Transcribe all of the data exactly. Omit the pictures.

(Figure contents as structured data)
====

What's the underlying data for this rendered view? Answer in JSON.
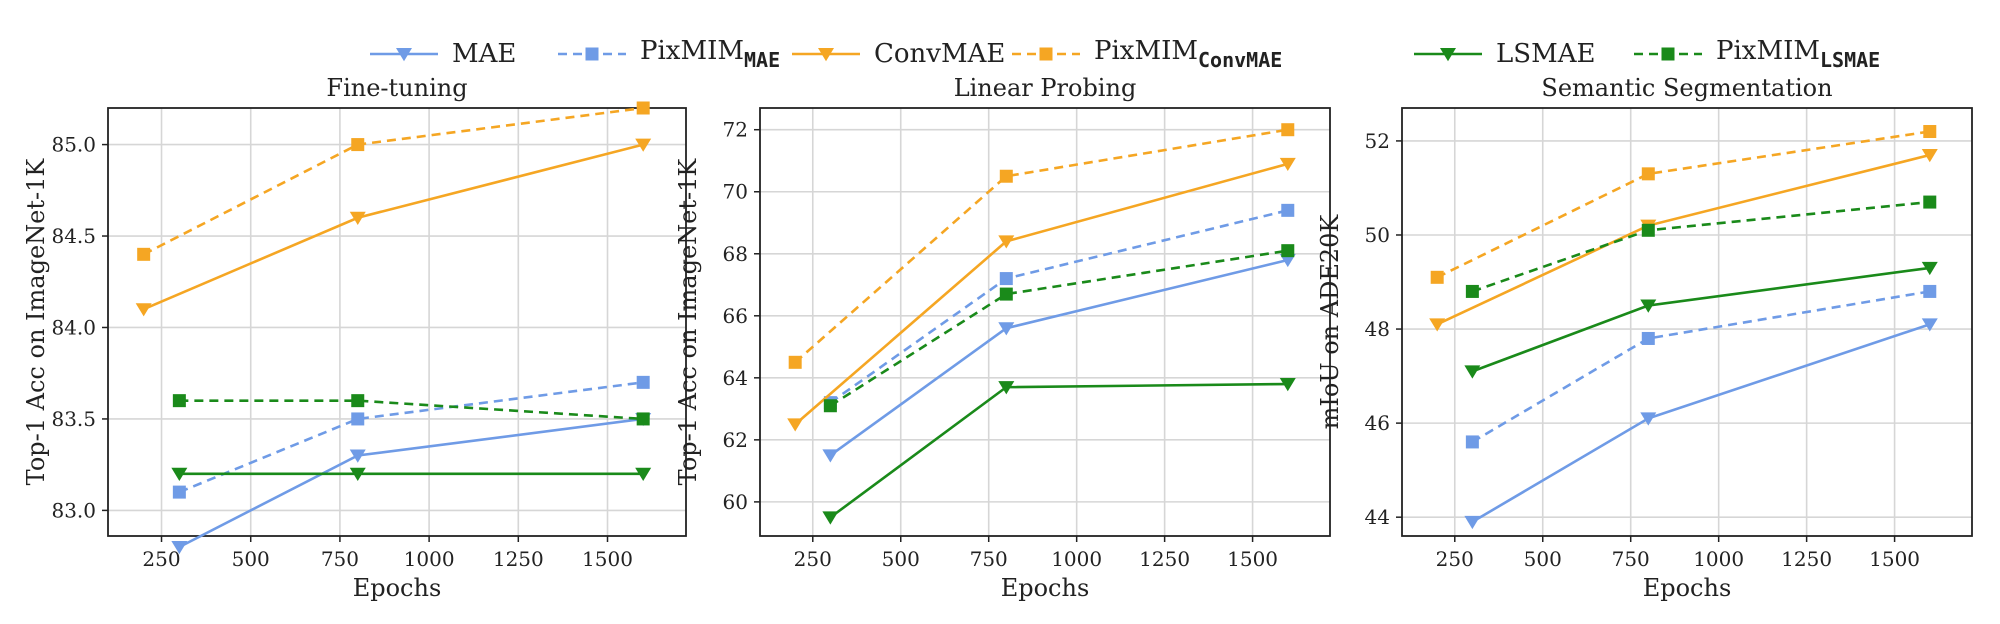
{
  "legend": {
    "entries": [
      {
        "id": "mae",
        "label": "MAE",
        "sub": "",
        "color": "#6f9be6",
        "dash": false,
        "marker": "triangle-down"
      },
      {
        "id": "pixmim_mae",
        "label": "PixMIM",
        "sub": "MAE",
        "color": "#6f9be6",
        "dash": true,
        "marker": "square"
      },
      {
        "id": "convmae",
        "label": "ConvMAE",
        "sub": "",
        "color": "#f5a623",
        "dash": false,
        "marker": "triangle-down"
      },
      {
        "id": "pixmim_convmae",
        "label": "PixMIM",
        "sub": "ConvMAE",
        "color": "#f5a623",
        "dash": true,
        "marker": "square"
      },
      {
        "id": "lsmae",
        "label": "LSMAE",
        "sub": "",
        "color": "#1a8a1a",
        "dash": false,
        "marker": "triangle-down"
      },
      {
        "id": "pixmim_lsmae",
        "label": "PixMIM",
        "sub": "LSMAE",
        "color": "#1a8a1a",
        "dash": true,
        "marker": "square"
      }
    ]
  },
  "chart_data": [
    {
      "type": "line",
      "title": "Fine-tuning",
      "xlabel": "Epochs",
      "ylabel": "Top-1 Acc on ImageNet-1K",
      "xlim": [
        100,
        1720
      ],
      "ylim": [
        82.86,
        85.2
      ],
      "xticks": [
        250,
        500,
        750,
        1000,
        1250,
        1500
      ],
      "yticks": [
        83.0,
        83.5,
        84.0,
        84.5,
        85.0
      ],
      "ytick_labels": [
        "83.0",
        "83.5",
        "84.0",
        "84.5",
        "85.0"
      ],
      "grid": true,
      "series": [
        {
          "key": "mae",
          "x": [
            300,
            800,
            1600
          ],
          "y": [
            82.8,
            83.3,
            83.5
          ]
        },
        {
          "key": "pixmim_mae",
          "x": [
            300,
            800,
            1600
          ],
          "y": [
            83.1,
            83.5,
            83.7
          ]
        },
        {
          "key": "convmae",
          "x": [
            200,
            800,
            1600
          ],
          "y": [
            84.1,
            84.6,
            85.0
          ]
        },
        {
          "key": "pixmim_convmae",
          "x": [
            200,
            800,
            1600
          ],
          "y": [
            84.4,
            85.0,
            85.2
          ]
        },
        {
          "key": "lsmae",
          "x": [
            300,
            800,
            1600
          ],
          "y": [
            83.2,
            83.2,
            83.2
          ]
        },
        {
          "key": "pixmim_lsmae",
          "x": [
            300,
            800,
            1600
          ],
          "y": [
            83.6,
            83.6,
            83.5
          ]
        }
      ]
    },
    {
      "type": "line",
      "title": "Linear Probing",
      "xlabel": "Epochs",
      "ylabel": "Top-1 Acc on ImageNet-1K",
      "xlim": [
        100,
        1720
      ],
      "ylim": [
        58.9,
        72.7
      ],
      "xticks": [
        250,
        500,
        750,
        1000,
        1250,
        1500
      ],
      "yticks": [
        60,
        62,
        64,
        66,
        68,
        70,
        72
      ],
      "ytick_labels": [
        "60",
        "62",
        "64",
        "66",
        "68",
        "70",
        "72"
      ],
      "grid": true,
      "series": [
        {
          "key": "mae",
          "x": [
            300,
            800,
            1600
          ],
          "y": [
            61.5,
            65.6,
            67.8
          ]
        },
        {
          "key": "pixmim_mae",
          "x": [
            300,
            800,
            1600
          ],
          "y": [
            63.2,
            67.2,
            69.4
          ]
        },
        {
          "key": "convmae",
          "x": [
            200,
            800,
            1600
          ],
          "y": [
            62.5,
            68.4,
            70.9
          ]
        },
        {
          "key": "pixmim_convmae",
          "x": [
            200,
            800,
            1600
          ],
          "y": [
            64.5,
            70.5,
            72.0
          ]
        },
        {
          "key": "lsmae",
          "x": [
            300,
            800,
            1600
          ],
          "y": [
            59.5,
            63.7,
            63.8
          ]
        },
        {
          "key": "pixmim_lsmae",
          "x": [
            300,
            800,
            1600
          ],
          "y": [
            63.1,
            66.7,
            68.1
          ]
        }
      ]
    },
    {
      "type": "line",
      "title": "Semantic Segmentation",
      "xlabel": "Epochs",
      "ylabel": "mIoU on ADE20K",
      "xlim": [
        100,
        1720
      ],
      "ylim": [
        43.6,
        52.7
      ],
      "xticks": [
        250,
        500,
        750,
        1000,
        1250,
        1500
      ],
      "yticks": [
        44,
        46,
        48,
        50,
        52
      ],
      "ytick_labels": [
        "44",
        "46",
        "48",
        "50",
        "52"
      ],
      "grid": true,
      "series": [
        {
          "key": "mae",
          "x": [
            300,
            800,
            1600
          ],
          "y": [
            43.9,
            46.1,
            48.1
          ]
        },
        {
          "key": "pixmim_mae",
          "x": [
            300,
            800,
            1600
          ],
          "y": [
            45.6,
            47.8,
            48.8
          ]
        },
        {
          "key": "convmae",
          "x": [
            200,
            800,
            1600
          ],
          "y": [
            48.1,
            50.2,
            51.7
          ]
        },
        {
          "key": "pixmim_convmae",
          "x": [
            200,
            800,
            1600
          ],
          "y": [
            49.1,
            51.3,
            52.2
          ]
        },
        {
          "key": "lsmae",
          "x": [
            300,
            800,
            1600
          ],
          "y": [
            47.1,
            48.5,
            49.3
          ]
        },
        {
          "key": "pixmim_lsmae",
          "x": [
            300,
            800,
            1600
          ],
          "y": [
            48.8,
            50.1,
            50.7
          ]
        }
      ]
    }
  ]
}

====

*OUTPUT OF THE TASK*:
What's the underlying data for this rendered view? Answer in JSON.
{
  "legend": {
    "entries": [
      {
        "id": "mae",
        "label": "MAE",
        "sub": "",
        "color": "#6f9be6",
        "dash": false,
        "marker": "triangle-down"
      },
      {
        "id": "pixmim_mae",
        "label": "PixMIM",
        "sub": "MAE",
        "color": "#6f9be6",
        "dash": true,
        "marker": "square"
      },
      {
        "id": "convmae",
        "label": "ConvMAE",
        "sub": "",
        "color": "#f5a623",
        "dash": false,
        "marker": "triangle-down"
      },
      {
        "id": "pixmim_convmae",
        "label": "PixMIM",
        "sub": "ConvMAE",
        "color": "#f5a623",
        "dash": true,
        "marker": "square"
      },
      {
        "id": "lsmae",
        "label": "LSMAE",
        "sub": "",
        "color": "#1a8a1a",
        "dash": false,
        "marker": "triangle-down"
      },
      {
        "id": "pixmim_lsmae",
        "label": "PixMIM",
        "sub": "LSMAE",
        "color": "#1a8a1a",
        "dash": true,
        "marker": "square"
      }
    ]
  },
  "chart_data": [
    {
      "type": "line",
      "title": "Fine-tuning",
      "xlabel": "Epochs",
      "ylabel": "Top-1 Acc on ImageNet-1K",
      "xlim": [
        100,
        1720
      ],
      "ylim": [
        82.86,
        85.2
      ],
      "xticks": [
        250,
        500,
        750,
        1000,
        1250,
        1500
      ],
      "yticks": [
        83.0,
        83.5,
        84.0,
        84.5,
        85.0
      ],
      "ytick_labels": [
        "83.0",
        "83.5",
        "84.0",
        "84.5",
        "85.0"
      ],
      "grid": true,
      "series": [
        {
          "key": "mae",
          "x": [
            300,
            800,
            1600
          ],
          "y": [
            82.8,
            83.3,
            83.5
          ]
        },
        {
          "key": "pixmim_mae",
          "x": [
            300,
            800,
            1600
          ],
          "y": [
            83.1,
            83.5,
            83.7
          ]
        },
        {
          "key": "convmae",
          "x": [
            200,
            800,
            1600
          ],
          "y": [
            84.1,
            84.6,
            85.0
          ]
        },
        {
          "key": "pixmim_convmae",
          "x": [
            200,
            800,
            1600
          ],
          "y": [
            84.4,
            85.0,
            85.2
          ]
        },
        {
          "key": "lsmae",
          "x": [
            300,
            800,
            1600
          ],
          "y": [
            83.2,
            83.2,
            83.2
          ]
        },
        {
          "key": "pixmim_lsmae",
          "x": [
            300,
            800,
            1600
          ],
          "y": [
            83.6,
            83.6,
            83.5
          ]
        }
      ]
    },
    {
      "type": "line",
      "title": "Linear Probing",
      "xlabel": "Epochs",
      "ylabel": "Top-1 Acc on ImageNet-1K",
      "xlim": [
        100,
        1720
      ],
      "ylim": [
        58.9,
        72.7
      ],
      "xticks": [
        250,
        500,
        750,
        1000,
        1250,
        1500
      ],
      "yticks": [
        60,
        62,
        64,
        66,
        68,
        70,
        72
      ],
      "ytick_labels": [
        "60",
        "62",
        "64",
        "66",
        "68",
        "70",
        "72"
      ],
      "grid": true,
      "series": [
        {
          "key": "mae",
          "x": [
            300,
            800,
            1600
          ],
          "y": [
            61.5,
            65.6,
            67.8
          ]
        },
        {
          "key": "pixmim_mae",
          "x": [
            300,
            800,
            1600
          ],
          "y": [
            63.2,
            67.2,
            69.4
          ]
        },
        {
          "key": "convmae",
          "x": [
            200,
            800,
            1600
          ],
          "y": [
            62.5,
            68.4,
            70.9
          ]
        },
        {
          "key": "pixmim_convmae",
          "x": [
            200,
            800,
            1600
          ],
          "y": [
            64.5,
            70.5,
            72.0
          ]
        },
        {
          "key": "lsmae",
          "x": [
            300,
            800,
            1600
          ],
          "y": [
            59.5,
            63.7,
            63.8
          ]
        },
        {
          "key": "pixmim_lsmae",
          "x": [
            300,
            800,
            1600
          ],
          "y": [
            63.1,
            66.7,
            68.1
          ]
        }
      ]
    },
    {
      "type": "line",
      "title": "Semantic Segmentation",
      "xlabel": "Epochs",
      "ylabel": "mIoU on ADE20K",
      "xlim": [
        100,
        1720
      ],
      "ylim": [
        43.6,
        52.7
      ],
      "xticks": [
        250,
        500,
        750,
        1000,
        1250,
        1500
      ],
      "yticks": [
        44,
        46,
        48,
        50,
        52
      ],
      "ytick_labels": [
        "44",
        "46",
        "48",
        "50",
        "52"
      ],
      "grid": true,
      "series": [
        {
          "key": "mae",
          "x": [
            300,
            800,
            1600
          ],
          "y": [
            43.9,
            46.1,
            48.1
          ]
        },
        {
          "key": "pixmim_mae",
          "x": [
            300,
            800,
            1600
          ],
          "y": [
            45.6,
            47.8,
            48.8
          ]
        },
        {
          "key": "convmae",
          "x": [
            200,
            800,
            1600
          ],
          "y": [
            48.1,
            50.2,
            51.7
          ]
        },
        {
          "key": "pixmim_convmae",
          "x": [
            200,
            800,
            1600
          ],
          "y": [
            49.1,
            51.3,
            52.2
          ]
        },
        {
          "key": "lsmae",
          "x": [
            300,
            800,
            1600
          ],
          "y": [
            47.1,
            48.5,
            49.3
          ]
        },
        {
          "key": "pixmim_lsmae",
          "x": [
            300,
            800,
            1600
          ],
          "y": [
            48.8,
            50.1,
            50.7
          ]
        }
      ]
    }
  ]
}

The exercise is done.